Exercise text

HEATHER’S TOP TEN MOVIE MICE AND SHIT
10. HARRY POTTER AND THE PRISONER OF AZKABAN
Peter Pettigrew or “Wormtail” was an animagi, meaning he could shapeshift and played a sneaky little mouse in Azkaban. I’m still compelled of the wonders he saw in the twelve years he spent living with the Weasley family.
9. STUART LITTLE
Stuart Little was adorable with the voice over played by Michael J. Fox that was followed with several sequels. The story is sweet, but the character is charming and it makes for a good family film.
8. WILLARD
Crispin Glover weirds out and uses rats to do his sociopathic bidding. It’s devious, maniacal and unnerving. If you didn’t have a slight disdain for rats before you’ve seen this movie, you will after.
7. CINDERELLA
Gus was one of the mice that helped Cinderella, he was slightly clumsy, not all that bright, and his shirt didn’t fit him to the point that it almost looked awkward instead of cute, but his dim witted good nature gave this pauper turned princess tail a lighter sense of humor.
6. CHARLOTTE’S WEB
Templeton the Rat is another fat rat that only helps Wilbur and Charlotte when they feed him, but gives enough comic relief to the story that he ends up being halfway okay.
5. WITCHES
These evil biznatches be turning kids into rats with their little potion. A few of the kids catch on to the witches and trick them making the queen boss nasty witch played by Angelica Houston gets a taste of her own medicine at the end and it’s pretty freaking gross, and good.
4. THE GREEN MILE
Mr. Jingles shows the gentle side of the inmates and is an example of what everyone so sees as a miracle and becomes the mystical heart of the film. The absolute torture he gave Percy was one of the more light hearted moments in a film greatly stilted on somber tones.

Set of tasks
1. Translate this sentence from the movie mice list into Spanish: "If you didn’t have a slight disdain for rats before you’ve seen this movie, you will after."
2. Extend the movie mice list past its last sentence, carrying on from the entry for The Green Mile.

Page segmentation data
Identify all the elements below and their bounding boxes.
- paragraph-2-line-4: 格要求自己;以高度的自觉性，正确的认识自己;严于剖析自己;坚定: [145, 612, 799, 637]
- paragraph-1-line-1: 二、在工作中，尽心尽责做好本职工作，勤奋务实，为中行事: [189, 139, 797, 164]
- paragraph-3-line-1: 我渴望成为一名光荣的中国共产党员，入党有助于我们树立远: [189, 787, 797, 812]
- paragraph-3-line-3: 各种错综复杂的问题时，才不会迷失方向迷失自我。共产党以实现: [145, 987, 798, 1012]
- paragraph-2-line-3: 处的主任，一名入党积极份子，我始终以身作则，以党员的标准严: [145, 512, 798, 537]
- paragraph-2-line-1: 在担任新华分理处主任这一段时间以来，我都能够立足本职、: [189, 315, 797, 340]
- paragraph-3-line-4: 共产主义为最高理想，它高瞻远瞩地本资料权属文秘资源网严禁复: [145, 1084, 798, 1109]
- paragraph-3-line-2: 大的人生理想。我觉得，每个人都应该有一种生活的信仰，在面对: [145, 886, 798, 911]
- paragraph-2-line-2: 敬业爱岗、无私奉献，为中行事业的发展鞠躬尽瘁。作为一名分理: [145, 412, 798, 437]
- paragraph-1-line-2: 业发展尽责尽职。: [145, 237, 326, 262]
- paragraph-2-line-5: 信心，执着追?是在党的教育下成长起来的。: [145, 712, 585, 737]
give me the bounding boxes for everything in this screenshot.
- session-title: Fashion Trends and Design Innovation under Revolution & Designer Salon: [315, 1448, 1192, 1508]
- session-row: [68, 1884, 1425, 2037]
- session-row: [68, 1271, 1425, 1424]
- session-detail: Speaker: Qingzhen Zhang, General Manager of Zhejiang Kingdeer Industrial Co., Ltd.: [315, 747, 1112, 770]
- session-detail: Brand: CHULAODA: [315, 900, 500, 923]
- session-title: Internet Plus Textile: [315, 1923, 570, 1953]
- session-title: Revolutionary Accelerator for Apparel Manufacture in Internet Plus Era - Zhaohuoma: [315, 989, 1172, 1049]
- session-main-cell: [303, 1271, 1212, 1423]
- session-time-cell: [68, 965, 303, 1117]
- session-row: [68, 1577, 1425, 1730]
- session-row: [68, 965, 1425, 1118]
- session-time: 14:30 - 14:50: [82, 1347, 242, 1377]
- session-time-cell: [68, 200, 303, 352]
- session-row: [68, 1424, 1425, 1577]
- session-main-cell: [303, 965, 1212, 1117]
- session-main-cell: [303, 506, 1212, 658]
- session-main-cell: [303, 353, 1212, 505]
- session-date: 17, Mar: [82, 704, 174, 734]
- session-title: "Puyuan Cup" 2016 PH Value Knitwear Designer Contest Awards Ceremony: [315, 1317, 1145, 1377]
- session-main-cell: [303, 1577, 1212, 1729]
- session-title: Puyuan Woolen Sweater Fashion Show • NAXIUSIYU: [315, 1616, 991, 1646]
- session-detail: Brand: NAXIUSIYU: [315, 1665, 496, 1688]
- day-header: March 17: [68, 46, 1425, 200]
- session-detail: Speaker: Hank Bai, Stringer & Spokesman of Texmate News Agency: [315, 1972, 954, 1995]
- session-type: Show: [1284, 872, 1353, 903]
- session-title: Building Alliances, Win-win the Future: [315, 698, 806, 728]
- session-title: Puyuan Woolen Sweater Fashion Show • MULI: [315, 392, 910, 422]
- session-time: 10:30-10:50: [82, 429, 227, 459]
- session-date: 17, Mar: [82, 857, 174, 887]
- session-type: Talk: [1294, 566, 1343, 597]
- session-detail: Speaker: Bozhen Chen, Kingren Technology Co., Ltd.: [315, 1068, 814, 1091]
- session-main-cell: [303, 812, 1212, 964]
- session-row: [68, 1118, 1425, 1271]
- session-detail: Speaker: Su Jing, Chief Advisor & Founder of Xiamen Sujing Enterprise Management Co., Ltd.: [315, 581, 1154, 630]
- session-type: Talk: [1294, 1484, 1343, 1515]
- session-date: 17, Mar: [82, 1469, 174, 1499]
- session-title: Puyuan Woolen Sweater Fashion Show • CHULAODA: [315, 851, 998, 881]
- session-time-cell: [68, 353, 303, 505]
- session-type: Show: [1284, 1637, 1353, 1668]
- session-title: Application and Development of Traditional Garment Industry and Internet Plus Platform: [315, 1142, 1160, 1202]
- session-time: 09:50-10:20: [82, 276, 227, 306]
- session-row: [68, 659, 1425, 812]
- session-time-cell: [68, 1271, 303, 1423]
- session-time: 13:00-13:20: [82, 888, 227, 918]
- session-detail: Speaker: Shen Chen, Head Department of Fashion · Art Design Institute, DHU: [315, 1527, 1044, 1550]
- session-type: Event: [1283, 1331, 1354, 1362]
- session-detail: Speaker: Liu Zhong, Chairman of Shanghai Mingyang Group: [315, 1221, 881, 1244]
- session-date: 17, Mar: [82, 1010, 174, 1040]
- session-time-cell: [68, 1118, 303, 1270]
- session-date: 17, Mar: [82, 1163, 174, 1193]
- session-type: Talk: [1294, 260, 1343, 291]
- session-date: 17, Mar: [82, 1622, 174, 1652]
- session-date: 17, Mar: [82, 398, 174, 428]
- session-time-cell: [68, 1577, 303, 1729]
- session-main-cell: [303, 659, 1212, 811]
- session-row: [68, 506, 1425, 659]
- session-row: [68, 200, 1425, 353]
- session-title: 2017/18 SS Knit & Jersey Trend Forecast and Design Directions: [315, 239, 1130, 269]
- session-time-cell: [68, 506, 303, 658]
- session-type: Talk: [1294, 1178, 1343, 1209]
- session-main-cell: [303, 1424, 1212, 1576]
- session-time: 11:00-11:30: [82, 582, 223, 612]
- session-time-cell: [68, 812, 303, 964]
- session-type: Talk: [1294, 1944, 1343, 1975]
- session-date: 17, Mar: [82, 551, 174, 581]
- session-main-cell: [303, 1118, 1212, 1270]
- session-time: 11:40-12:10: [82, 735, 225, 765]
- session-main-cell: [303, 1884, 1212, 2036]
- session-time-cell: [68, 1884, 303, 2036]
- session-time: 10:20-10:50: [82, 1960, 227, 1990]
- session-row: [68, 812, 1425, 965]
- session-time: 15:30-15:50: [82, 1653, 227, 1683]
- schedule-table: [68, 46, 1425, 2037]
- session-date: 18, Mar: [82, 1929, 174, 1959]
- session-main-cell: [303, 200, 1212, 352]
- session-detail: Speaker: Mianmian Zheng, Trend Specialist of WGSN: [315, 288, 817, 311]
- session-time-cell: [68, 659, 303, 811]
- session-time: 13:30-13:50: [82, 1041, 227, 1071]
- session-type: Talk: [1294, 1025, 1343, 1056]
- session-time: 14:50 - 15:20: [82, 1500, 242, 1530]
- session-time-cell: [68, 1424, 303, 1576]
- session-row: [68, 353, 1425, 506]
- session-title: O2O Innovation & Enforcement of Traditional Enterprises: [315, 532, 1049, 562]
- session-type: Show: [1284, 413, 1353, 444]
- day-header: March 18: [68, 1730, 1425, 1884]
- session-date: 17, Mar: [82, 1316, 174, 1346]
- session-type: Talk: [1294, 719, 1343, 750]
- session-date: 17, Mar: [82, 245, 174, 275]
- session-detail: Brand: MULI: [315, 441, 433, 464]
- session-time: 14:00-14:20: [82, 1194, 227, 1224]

Answers by task
1. Si no sentías un ligero desdén por las ratas antes de ver esta película, lo sentirás después.

2.
3. TEENAGE MUTANT NINJA TURTLES
Splinter can throw down and make funnies, for fricks sake he’s a mutant ninja rat. He may look like he is the one true perpetrator of the black death, but he’s really just a quiet hippy ninja master that could kick your bum onto someone else’s lips.
2. RATATOUILLE
Remy doesn’t fall into the category of your stereotypical gluttonous rat, and as it turns out he has a delicate palate and a finesse for cooking. The story is endearing along with Remy.
1. AN AMERICAN TAIL
If Fievel Mousekowitz doesn’t make you cry your heart is homeless. As his family sings happily about there being no cats in America and they port only to lose his family and wander an orphan in a foreign world that may be even more dangerous than his homeland.
Remember, we here at Man, I Love Films don’t do definitive lists. We do our favorites and we want to hear yours. So, make sure and tell us about them in the comments section below.
Holy shit! No Mrs. Brisby, and Nicodemus?! What the hell is a movie rodent list without The Secret of NIMH?!
Shameful. That is what it is.
Totally agree! Justin and Nicodemus are a must have.
I like the list though besides the Nimh snub.
The Rodents of Unusual Size from The Princess Bride surely merit a mention on this list.
Twitter: stevebushtweets
February 13, 2013 2:51 pm
“There are no cats in America and the streets are filled with cheese!”
Twitter: ForgottenFilmz
February 15, 2013 6:15 am
ROUS’s…I don’t think they really exist.